[BRANO ESTRATTO]:
Le Tre luci massoniche e l’Albero delle sephiroth


   A guardar bene, l’alleanza di cui si parla nella Bibbia tra i due Hiram e Salomone non è altro che l’alleanza tra Saggezza, Forza e Bellezza di cui troviamo testimonianza nel Catechismo di Compagno prima citato. Nella sua sapienza, infatti, Salomone percepì l’idea di costruire il Tempio e gli Hiram gli dettero la forza per costruirlo, e la bellezza per arredarlo, inviando strumenti, oro, pietre preziose ed operai rigorosamente disciplinati e solidali tra loro. Questa, però, è anche l’alleanza che nella Qabbalah si esprime tra le sephiroth ‘Hokmah Sapienza,  Gheburah  Forza e rigore e Tiphereth, bellezza e armonia.

   In un successivo versetto della Bibbia (I Libro dei Re, 6:1) si precisa che i lavori di costruzione del Tempio ebbero inizio allorché erano trascorsi 400 anni dall’uscita degli Ebrei dall’Egitto.

  Per chi conosca appena la tradizione cabbalistica  ‘uscire dall’Egitto’ e ‘400’ hanno un preciso significato. Uscire dall’Egitto significa abbandonare la via ‘consueta e profana’ per intraprendere un cammino iniziatico. Quanto al 400, lo sappiamo corrispondere al valore numerico dell’ultima lettera dell’alfabeto ebraico: la Taw.

   Settima lettera doppia e ultima delle 22 lettere dell' alfabeto ebraico, la Taw  è collocata tra le sephiroth  Malchut e Yesod sul trentaduesimo e ultimo sentiero [17] dell’Albero della vita, detto anche sentiero di Saturno.

   Dio pose questo sigillo, la lettera Taw, sulla fronte di Caino a testimoniare la caduta e insieme la possibilità della risalita. Il suo valore numerico, il 400, simboleggia tutto ciò che di bene e di male c'è nel quaternario. Il simbolo si spiega con l’essere, questa, l’ultima delle lettere con cui Dio creò il mondo.

  Ad Esau che gli viene incontro con 400 mercenari che rappresentano le forze del male, Giacobbe dice: Yesh Li Kol  “Ho tutto”, frase il cui valore numerico è ancora 400, ad indicare che Giacobbe, detto  Israele, dispone di tutto ciò di cui ha bisogno per risalire.

[ISTRUZIONI ESERCIZIO]: Estrai dal brano sulle tre luci massoniche il passo che inizia con "Settima lettera doppia" e prosegue fino a "sentiero di Saturno." compreso, copiandolo senza alcuna modifica. Le righe riportate qui non hanno alcun legame con il brano.

[RIGHE DEL DATASET]:
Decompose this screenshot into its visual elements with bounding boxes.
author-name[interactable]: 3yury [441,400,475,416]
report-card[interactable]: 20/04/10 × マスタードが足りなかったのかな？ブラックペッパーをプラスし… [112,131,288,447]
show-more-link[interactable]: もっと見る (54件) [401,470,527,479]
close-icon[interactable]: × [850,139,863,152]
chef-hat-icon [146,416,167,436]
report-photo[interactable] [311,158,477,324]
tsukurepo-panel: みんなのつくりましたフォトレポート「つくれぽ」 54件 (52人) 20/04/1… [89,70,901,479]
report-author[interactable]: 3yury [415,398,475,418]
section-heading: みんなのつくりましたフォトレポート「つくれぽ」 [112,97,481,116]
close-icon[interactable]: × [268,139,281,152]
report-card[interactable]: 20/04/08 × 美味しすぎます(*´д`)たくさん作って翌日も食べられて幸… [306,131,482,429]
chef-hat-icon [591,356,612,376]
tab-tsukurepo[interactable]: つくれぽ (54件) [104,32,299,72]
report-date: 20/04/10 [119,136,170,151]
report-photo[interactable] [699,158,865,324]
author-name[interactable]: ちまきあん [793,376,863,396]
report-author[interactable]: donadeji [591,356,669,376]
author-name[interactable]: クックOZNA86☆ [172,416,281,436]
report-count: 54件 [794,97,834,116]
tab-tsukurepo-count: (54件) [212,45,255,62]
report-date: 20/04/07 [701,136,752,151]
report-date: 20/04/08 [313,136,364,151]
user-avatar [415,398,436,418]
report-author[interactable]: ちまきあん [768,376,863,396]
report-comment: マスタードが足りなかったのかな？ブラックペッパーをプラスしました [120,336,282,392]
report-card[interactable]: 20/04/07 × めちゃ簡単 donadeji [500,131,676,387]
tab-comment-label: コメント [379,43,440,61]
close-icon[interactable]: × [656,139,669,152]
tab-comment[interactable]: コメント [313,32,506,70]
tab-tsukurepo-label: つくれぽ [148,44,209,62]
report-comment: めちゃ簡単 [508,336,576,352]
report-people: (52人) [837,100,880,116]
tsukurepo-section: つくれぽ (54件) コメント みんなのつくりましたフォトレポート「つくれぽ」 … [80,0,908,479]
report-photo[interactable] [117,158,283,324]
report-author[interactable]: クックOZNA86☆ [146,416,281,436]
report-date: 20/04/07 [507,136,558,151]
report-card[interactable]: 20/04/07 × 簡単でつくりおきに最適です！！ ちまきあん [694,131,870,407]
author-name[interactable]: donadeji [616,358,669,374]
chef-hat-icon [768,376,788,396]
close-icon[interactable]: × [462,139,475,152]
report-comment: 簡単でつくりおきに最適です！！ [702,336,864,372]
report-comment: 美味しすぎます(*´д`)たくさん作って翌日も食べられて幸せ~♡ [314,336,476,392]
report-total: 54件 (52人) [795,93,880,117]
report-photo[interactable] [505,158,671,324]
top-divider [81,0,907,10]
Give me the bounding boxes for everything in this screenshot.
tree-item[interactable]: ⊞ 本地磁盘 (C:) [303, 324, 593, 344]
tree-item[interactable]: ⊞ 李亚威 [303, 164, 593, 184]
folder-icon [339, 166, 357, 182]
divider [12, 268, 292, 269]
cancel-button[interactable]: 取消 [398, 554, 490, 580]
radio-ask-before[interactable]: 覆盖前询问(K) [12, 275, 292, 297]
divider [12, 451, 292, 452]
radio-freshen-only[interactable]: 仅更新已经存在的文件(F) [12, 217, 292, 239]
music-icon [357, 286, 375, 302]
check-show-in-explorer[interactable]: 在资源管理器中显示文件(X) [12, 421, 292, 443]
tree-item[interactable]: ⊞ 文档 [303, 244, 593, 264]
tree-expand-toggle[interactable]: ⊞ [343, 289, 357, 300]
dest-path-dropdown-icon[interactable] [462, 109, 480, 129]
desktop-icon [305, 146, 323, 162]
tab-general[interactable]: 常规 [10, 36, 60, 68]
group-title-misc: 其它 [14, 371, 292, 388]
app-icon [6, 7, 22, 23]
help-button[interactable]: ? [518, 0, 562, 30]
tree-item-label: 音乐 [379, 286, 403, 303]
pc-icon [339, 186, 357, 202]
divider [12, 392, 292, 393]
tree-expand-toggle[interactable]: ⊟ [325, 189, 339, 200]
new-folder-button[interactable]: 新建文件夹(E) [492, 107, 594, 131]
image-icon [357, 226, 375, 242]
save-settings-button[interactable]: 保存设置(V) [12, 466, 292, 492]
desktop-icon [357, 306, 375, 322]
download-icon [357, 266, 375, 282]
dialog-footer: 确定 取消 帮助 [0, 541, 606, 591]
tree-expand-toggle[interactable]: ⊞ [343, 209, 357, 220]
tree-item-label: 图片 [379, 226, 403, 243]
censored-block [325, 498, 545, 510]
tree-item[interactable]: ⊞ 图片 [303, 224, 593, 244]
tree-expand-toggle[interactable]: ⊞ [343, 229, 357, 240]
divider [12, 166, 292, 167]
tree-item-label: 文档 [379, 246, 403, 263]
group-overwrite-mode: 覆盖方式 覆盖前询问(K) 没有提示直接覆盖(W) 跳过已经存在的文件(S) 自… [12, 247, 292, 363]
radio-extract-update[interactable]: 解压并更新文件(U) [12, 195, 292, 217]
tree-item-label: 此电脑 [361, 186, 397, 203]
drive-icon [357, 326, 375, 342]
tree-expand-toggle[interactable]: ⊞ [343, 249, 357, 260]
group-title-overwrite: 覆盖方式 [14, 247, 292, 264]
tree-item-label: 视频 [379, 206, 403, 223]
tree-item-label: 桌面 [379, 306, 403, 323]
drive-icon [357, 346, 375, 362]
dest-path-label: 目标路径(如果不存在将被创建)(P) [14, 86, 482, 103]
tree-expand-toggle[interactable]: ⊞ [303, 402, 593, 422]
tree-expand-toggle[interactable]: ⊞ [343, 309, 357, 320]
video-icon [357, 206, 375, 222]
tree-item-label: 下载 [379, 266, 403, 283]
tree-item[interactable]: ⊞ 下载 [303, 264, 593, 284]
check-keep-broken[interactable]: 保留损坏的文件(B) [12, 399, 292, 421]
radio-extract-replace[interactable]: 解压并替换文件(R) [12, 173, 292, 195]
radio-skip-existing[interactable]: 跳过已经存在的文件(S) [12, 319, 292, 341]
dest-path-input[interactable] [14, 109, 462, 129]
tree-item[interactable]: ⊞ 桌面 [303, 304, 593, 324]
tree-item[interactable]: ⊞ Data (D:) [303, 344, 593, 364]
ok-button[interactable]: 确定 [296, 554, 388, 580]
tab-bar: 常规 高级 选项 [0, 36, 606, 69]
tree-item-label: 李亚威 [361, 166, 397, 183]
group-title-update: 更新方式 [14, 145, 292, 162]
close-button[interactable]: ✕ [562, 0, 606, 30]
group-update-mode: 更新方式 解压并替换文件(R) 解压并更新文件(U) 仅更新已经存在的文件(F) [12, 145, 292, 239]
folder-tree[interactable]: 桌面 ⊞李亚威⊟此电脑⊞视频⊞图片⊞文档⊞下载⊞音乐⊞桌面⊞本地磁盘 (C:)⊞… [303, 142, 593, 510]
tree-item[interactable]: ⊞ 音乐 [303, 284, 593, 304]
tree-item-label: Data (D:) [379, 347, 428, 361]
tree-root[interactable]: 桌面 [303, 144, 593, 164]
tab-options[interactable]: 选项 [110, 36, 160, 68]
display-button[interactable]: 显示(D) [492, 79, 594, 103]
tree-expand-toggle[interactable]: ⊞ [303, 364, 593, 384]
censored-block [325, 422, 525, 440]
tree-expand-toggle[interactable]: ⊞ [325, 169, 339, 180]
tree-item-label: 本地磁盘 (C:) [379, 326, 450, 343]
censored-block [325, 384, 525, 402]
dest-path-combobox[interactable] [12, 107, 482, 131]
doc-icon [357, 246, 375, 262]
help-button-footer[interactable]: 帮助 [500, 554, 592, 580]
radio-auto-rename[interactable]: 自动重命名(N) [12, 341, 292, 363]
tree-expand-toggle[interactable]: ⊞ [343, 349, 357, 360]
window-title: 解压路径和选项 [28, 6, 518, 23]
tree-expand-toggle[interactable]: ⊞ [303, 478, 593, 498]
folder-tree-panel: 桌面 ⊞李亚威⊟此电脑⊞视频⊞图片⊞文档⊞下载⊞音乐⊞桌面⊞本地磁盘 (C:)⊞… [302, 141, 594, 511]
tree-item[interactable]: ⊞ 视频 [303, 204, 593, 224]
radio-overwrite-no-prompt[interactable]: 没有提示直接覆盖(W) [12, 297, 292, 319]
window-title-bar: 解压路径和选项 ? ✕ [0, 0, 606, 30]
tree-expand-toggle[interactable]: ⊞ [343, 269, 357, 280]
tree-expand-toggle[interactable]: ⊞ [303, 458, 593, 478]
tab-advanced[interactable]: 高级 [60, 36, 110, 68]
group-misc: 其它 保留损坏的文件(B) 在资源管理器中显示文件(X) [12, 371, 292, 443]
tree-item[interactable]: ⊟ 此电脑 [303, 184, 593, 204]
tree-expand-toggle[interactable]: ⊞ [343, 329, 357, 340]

[SOLUZIONE SVOLTA]:
Settima lettera doppia e ultima delle 22 lettere dell' alfabeto ebraico, la Taw  è collocata tra le sephiroth  Malchut e Yesod sul trentaduesimo e ultimo sentiero [17] dell’Albero della vita, detto anche sentiero di Saturno.